◆ **WHAT TO DO**: Determine how many lines carry the word "background". Output that number only.
STORED ROWS start
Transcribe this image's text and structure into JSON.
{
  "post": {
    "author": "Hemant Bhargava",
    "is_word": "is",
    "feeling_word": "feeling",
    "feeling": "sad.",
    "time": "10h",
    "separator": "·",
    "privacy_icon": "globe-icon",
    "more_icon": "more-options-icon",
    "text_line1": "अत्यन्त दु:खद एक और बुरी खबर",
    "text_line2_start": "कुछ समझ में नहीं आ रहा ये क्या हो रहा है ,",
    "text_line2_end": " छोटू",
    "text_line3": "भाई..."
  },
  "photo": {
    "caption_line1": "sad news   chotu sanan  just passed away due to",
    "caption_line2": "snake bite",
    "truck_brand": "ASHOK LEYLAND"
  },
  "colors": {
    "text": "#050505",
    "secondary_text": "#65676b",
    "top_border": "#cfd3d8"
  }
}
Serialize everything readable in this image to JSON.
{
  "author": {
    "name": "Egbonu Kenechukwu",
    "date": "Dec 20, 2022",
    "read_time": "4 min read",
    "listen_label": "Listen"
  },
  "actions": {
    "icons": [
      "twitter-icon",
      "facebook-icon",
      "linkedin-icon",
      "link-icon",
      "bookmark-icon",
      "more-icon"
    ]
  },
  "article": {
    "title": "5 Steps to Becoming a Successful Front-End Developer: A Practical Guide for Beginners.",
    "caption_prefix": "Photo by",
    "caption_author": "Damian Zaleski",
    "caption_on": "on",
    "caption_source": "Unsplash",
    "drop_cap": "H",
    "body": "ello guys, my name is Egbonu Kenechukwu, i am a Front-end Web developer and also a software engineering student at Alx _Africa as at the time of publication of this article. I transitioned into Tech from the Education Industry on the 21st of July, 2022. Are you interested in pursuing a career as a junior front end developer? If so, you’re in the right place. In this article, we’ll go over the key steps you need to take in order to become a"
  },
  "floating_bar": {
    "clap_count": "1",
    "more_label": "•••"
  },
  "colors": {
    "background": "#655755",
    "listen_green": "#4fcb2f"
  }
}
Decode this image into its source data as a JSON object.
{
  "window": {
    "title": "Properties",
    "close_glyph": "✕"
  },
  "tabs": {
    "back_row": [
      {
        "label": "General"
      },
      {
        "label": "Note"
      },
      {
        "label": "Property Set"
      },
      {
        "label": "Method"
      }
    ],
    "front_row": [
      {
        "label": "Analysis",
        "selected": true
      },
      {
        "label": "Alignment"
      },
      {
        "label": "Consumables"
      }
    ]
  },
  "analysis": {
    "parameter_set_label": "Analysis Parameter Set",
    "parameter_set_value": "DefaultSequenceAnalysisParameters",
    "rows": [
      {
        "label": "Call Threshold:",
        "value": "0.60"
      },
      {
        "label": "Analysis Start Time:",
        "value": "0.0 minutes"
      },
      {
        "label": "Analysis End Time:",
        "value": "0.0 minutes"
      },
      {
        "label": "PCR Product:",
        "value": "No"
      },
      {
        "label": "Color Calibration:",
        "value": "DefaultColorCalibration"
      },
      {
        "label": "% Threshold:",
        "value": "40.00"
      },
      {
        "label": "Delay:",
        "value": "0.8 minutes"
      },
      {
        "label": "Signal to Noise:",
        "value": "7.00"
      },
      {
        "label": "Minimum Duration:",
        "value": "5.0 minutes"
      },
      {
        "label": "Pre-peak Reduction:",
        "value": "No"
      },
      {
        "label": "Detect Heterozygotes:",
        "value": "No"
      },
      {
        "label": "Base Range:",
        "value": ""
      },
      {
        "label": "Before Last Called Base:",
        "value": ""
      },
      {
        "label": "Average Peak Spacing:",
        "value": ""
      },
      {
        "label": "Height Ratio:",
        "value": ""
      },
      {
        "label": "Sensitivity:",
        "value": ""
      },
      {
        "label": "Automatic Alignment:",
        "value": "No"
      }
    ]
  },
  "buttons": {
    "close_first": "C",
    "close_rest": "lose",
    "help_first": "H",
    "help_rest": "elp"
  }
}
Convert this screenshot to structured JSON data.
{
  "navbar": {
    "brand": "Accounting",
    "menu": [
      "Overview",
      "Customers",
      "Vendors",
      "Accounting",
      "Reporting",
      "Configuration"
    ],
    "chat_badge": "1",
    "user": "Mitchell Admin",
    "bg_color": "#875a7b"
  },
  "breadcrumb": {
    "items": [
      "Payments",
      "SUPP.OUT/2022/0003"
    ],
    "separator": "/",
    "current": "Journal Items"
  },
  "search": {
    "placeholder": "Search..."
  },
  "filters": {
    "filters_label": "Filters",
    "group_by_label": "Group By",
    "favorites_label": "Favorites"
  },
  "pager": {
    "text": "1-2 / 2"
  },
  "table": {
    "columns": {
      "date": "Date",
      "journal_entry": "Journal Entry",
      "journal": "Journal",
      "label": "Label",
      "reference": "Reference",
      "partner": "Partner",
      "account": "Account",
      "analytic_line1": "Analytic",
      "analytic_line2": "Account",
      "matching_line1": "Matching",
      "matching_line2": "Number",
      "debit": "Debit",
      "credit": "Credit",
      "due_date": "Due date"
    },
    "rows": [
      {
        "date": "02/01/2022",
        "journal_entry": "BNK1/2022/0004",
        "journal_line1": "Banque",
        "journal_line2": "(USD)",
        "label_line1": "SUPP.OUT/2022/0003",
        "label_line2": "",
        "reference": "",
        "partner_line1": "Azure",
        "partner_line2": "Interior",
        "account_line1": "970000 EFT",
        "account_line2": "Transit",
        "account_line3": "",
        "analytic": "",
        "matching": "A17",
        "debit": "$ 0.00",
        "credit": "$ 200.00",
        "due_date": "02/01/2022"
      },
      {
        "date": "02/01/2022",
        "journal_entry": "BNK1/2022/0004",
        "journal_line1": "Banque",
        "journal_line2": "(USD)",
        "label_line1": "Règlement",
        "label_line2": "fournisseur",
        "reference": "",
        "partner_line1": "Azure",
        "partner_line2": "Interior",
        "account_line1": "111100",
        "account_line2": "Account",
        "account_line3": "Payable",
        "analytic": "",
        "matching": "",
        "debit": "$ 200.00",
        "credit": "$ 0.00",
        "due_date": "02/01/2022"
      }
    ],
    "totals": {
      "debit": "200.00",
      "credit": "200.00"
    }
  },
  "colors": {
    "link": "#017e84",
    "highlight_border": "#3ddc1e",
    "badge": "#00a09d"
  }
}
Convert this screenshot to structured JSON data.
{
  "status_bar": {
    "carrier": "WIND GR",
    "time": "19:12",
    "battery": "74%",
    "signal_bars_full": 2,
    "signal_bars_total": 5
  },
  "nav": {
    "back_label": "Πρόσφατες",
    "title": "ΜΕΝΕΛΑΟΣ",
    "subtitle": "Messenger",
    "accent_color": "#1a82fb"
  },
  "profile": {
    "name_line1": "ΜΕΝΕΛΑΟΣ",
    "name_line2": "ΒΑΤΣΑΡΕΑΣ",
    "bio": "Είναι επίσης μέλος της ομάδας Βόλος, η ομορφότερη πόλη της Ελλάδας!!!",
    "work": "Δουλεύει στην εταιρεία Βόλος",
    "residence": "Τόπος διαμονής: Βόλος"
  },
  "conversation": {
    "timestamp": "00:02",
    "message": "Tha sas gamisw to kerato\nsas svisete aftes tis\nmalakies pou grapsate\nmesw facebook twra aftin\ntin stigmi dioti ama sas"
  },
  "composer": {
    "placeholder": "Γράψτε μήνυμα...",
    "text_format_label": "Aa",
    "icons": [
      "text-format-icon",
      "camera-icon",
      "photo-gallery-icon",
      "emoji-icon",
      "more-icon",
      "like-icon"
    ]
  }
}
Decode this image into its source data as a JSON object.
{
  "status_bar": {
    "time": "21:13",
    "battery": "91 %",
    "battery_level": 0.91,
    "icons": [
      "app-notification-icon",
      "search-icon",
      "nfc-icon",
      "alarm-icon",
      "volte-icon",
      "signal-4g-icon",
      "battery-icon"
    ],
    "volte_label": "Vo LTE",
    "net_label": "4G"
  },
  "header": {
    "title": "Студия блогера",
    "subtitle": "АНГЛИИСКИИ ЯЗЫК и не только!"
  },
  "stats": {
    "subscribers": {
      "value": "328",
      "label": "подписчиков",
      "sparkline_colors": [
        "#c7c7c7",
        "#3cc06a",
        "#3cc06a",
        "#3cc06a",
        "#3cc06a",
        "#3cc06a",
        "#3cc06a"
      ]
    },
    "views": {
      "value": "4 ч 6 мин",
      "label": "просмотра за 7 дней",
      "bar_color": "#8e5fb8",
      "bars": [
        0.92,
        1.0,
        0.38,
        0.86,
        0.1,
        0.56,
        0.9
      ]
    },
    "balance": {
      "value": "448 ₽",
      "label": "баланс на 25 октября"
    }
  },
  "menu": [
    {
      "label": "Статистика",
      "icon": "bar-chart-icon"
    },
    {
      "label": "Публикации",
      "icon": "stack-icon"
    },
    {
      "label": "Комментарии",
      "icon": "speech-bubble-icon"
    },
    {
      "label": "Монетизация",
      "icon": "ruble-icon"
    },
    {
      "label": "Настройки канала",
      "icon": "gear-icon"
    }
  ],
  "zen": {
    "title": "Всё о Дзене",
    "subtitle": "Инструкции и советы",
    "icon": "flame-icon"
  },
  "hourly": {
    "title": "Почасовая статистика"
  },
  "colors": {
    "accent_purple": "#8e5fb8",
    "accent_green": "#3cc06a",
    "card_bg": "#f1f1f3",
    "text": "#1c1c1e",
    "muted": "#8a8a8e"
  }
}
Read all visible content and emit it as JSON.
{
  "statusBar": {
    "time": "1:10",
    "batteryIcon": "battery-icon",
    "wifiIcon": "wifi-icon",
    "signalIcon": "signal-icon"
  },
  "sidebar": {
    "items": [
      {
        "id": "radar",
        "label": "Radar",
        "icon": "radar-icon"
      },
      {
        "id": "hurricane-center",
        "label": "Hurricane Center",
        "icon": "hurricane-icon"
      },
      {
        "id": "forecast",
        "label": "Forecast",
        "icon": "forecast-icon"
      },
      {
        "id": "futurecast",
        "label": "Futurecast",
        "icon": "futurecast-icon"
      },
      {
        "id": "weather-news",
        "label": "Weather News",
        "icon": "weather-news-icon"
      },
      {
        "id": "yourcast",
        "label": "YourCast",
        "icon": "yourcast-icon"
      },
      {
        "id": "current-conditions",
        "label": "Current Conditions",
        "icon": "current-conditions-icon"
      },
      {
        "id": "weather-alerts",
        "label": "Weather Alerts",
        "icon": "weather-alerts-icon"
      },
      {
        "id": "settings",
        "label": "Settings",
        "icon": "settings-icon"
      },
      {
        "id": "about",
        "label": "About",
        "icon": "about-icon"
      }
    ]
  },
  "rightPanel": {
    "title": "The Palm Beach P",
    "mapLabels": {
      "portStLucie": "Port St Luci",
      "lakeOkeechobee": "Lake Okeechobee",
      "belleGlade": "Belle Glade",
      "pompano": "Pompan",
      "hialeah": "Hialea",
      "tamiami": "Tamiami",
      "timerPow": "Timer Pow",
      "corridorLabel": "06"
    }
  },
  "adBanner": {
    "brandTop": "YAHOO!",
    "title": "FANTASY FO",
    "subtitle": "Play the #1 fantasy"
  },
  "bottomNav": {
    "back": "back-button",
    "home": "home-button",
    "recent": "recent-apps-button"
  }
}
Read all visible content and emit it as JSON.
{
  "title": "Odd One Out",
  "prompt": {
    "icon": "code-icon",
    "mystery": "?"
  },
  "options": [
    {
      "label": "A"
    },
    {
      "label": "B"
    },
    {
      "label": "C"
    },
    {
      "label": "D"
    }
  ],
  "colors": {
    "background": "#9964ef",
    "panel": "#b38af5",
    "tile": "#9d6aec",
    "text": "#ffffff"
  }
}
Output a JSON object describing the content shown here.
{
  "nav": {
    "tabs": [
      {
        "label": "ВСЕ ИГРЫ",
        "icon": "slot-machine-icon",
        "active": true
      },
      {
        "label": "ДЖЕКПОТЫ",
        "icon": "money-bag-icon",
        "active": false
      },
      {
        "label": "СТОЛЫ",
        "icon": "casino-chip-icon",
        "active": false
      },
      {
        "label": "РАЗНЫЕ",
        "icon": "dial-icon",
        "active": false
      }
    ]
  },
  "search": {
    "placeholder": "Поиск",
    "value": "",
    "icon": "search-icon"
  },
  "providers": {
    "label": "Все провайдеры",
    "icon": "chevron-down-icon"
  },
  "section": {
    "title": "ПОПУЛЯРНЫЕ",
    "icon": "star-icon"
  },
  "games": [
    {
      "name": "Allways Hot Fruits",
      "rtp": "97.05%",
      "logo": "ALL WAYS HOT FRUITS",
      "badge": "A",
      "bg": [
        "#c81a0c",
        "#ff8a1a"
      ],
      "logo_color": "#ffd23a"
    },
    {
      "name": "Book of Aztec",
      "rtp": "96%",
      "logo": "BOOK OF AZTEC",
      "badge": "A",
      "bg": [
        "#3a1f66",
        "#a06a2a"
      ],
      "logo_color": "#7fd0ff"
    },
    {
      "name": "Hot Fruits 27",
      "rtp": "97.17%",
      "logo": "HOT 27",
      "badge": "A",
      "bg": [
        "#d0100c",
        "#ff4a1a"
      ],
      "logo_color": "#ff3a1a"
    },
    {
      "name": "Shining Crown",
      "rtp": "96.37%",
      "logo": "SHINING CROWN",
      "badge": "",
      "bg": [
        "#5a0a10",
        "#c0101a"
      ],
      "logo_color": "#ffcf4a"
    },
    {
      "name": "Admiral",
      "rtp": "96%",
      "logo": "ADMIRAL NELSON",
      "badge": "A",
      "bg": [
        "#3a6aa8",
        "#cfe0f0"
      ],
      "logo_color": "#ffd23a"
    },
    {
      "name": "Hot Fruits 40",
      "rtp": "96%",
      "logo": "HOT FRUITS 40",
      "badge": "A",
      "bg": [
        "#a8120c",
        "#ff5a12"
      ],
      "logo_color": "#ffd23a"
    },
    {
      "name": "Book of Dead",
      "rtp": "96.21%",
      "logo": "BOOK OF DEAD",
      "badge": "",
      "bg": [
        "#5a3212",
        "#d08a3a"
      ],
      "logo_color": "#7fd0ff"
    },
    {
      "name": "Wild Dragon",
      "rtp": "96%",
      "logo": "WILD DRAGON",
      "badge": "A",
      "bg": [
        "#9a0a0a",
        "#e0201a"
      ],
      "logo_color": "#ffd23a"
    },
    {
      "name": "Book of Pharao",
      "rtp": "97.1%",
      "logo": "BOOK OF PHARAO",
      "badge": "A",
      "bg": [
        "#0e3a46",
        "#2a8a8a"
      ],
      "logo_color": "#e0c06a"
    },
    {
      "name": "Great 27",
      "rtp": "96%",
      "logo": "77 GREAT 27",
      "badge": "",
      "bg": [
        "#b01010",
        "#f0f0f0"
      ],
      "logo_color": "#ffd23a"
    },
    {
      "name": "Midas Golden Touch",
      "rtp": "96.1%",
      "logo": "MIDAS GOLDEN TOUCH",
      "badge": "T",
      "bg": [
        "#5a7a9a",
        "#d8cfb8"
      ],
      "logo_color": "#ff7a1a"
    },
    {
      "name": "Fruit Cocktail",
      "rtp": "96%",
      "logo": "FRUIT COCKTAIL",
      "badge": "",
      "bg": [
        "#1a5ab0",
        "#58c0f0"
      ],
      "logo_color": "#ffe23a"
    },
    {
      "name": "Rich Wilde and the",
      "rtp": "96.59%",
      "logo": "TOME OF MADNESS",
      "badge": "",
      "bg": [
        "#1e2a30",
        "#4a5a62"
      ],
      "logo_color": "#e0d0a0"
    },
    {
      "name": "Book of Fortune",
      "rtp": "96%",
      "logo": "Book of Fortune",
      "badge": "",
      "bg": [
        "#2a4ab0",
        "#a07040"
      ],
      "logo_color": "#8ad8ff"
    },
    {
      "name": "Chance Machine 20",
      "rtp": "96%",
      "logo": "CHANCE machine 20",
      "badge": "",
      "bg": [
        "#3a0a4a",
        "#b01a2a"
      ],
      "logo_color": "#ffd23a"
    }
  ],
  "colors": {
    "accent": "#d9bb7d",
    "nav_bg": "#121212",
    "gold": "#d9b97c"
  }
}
STORED ROWS end
◆ **PROBLEM SOLUTION**: 2